Dataset records:

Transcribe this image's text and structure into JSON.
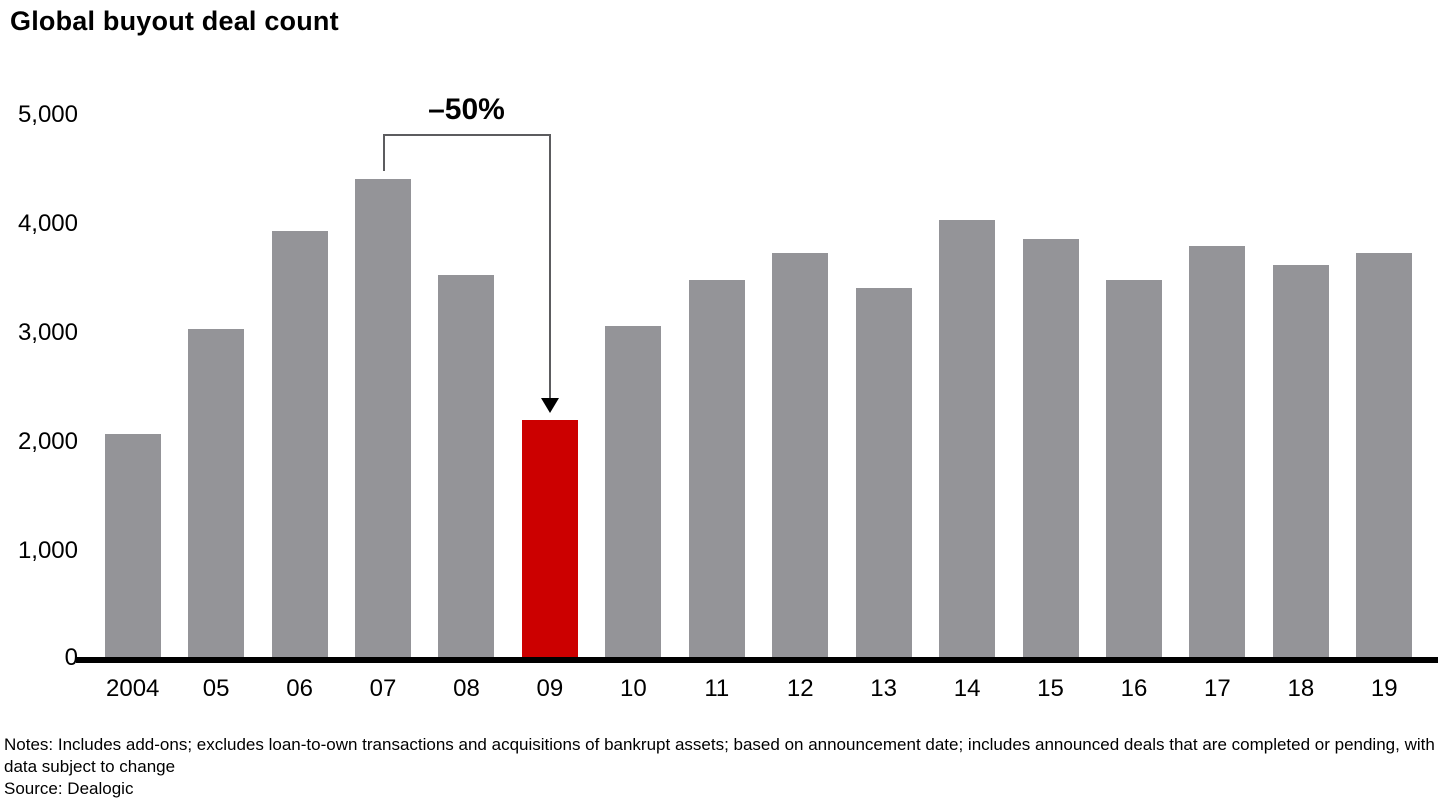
{
  "title": "Global buyout deal count",
  "chart_data": {
    "type": "bar",
    "title": "Global buyout deal count",
    "categories": [
      "2004",
      "05",
      "06",
      "07",
      "08",
      "09",
      "10",
      "11",
      "12",
      "13",
      "14",
      "15",
      "16",
      "17",
      "18",
      "19"
    ],
    "values": [
      2070,
      3040,
      3940,
      4410,
      3530,
      2200,
      3060,
      3490,
      3730,
      3410,
      4040,
      3860,
      3490,
      3800,
      3620,
      3730
    ],
    "highlight_index": 5,
    "highlight_category": "09",
    "bar_color": "#949498",
    "highlight_color": "#CC0000",
    "ylim": [
      0,
      5000
    ],
    "ytick_labels": [
      "5,000",
      "4,000",
      "3,000",
      "2,000",
      "1,000",
      "0"
    ],
    "xlabel": "",
    "ylabel": "",
    "grid": false,
    "legend": "none",
    "annotation": {
      "label": "–50%",
      "from_category": "07",
      "to_category": "09"
    }
  },
  "footer": {
    "notes": "Notes: Includes add-ons; excludes loan-to-own transactions and acquisitions of bankrupt assets; based on announcement date; includes announced deals that are completed or pending, with data subject to change",
    "source": "Source: Dealogic"
  }
}
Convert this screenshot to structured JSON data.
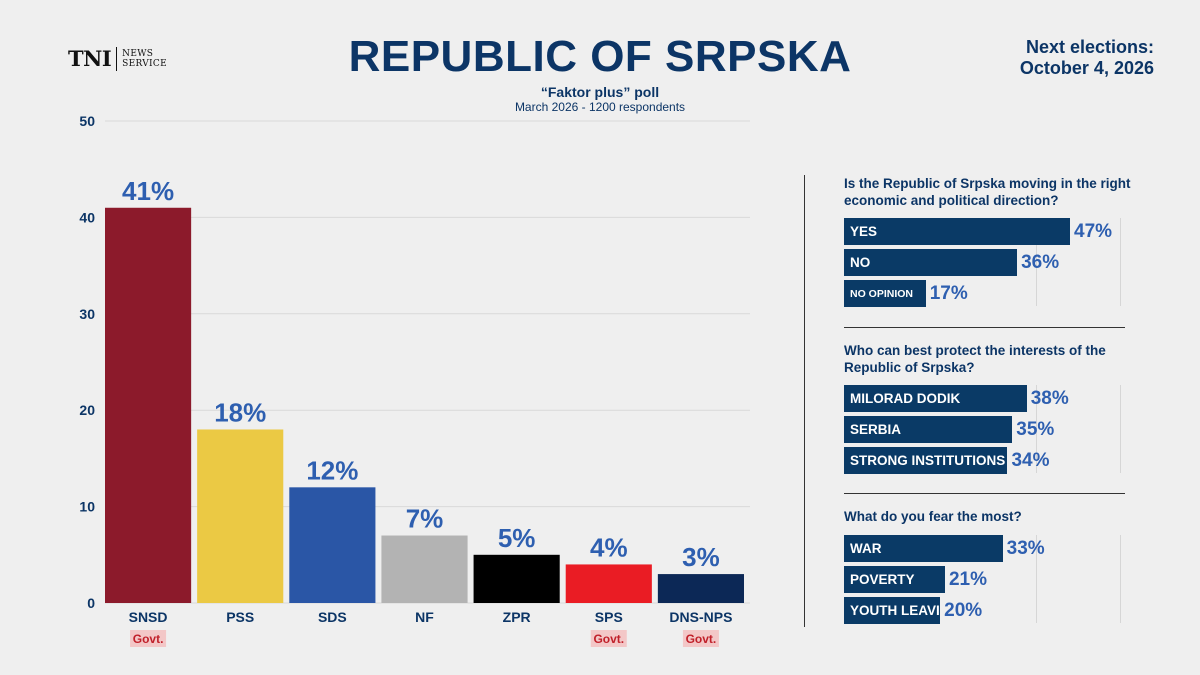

Task details: Copy out all the data exactly; skip the pictures.

Solution:
Transcribe this image's text and structure into JSON.
{
  "title": "Global buyout deal count",
  "chart_data": {
    "type": "bar",
    "title": "Global buyout deal count",
    "categories": [
      "2004",
      "05",
      "06",
      "07",
      "08",
      "09",
      "10",
      "11",
      "12",
      "13",
      "14",
      "15",
      "16",
      "17",
      "18",
      "19"
    ],
    "values": [
      2070,
      3040,
      3940,
      4410,
      3530,
      2200,
      3060,
      3490,
      3730,
      3410,
      4040,
      3860,
      3490,
      3800,
      3620,
      3730
    ],
    "highlight_index": 5,
    "highlight_category": "09",
    "bar_color": "#949498",
    "highlight_color": "#CC0000",
    "ylim": [
      0,
      5000
    ],
    "ytick_labels": [
      "5,000",
      "4,000",
      "3,000",
      "2,000",
      "1,000",
      "0"
    ],
    "xlabel": "",
    "ylabel": "",
    "grid": false,
    "legend": "none",
    "annotation": {
      "label": "–50%",
      "from_category": "07",
      "to_category": "09"
    }
  },
  "footer": {
    "notes": "Notes: Includes add-ons; excludes loan-to-own transactions and acquisitions of bankrupt assets; based on announcement date; includes announced deals that are completed or pending, with data subject to change",
    "source": "Source: Dealogic"
  }
}
Convert this screenshot to structured JSON data.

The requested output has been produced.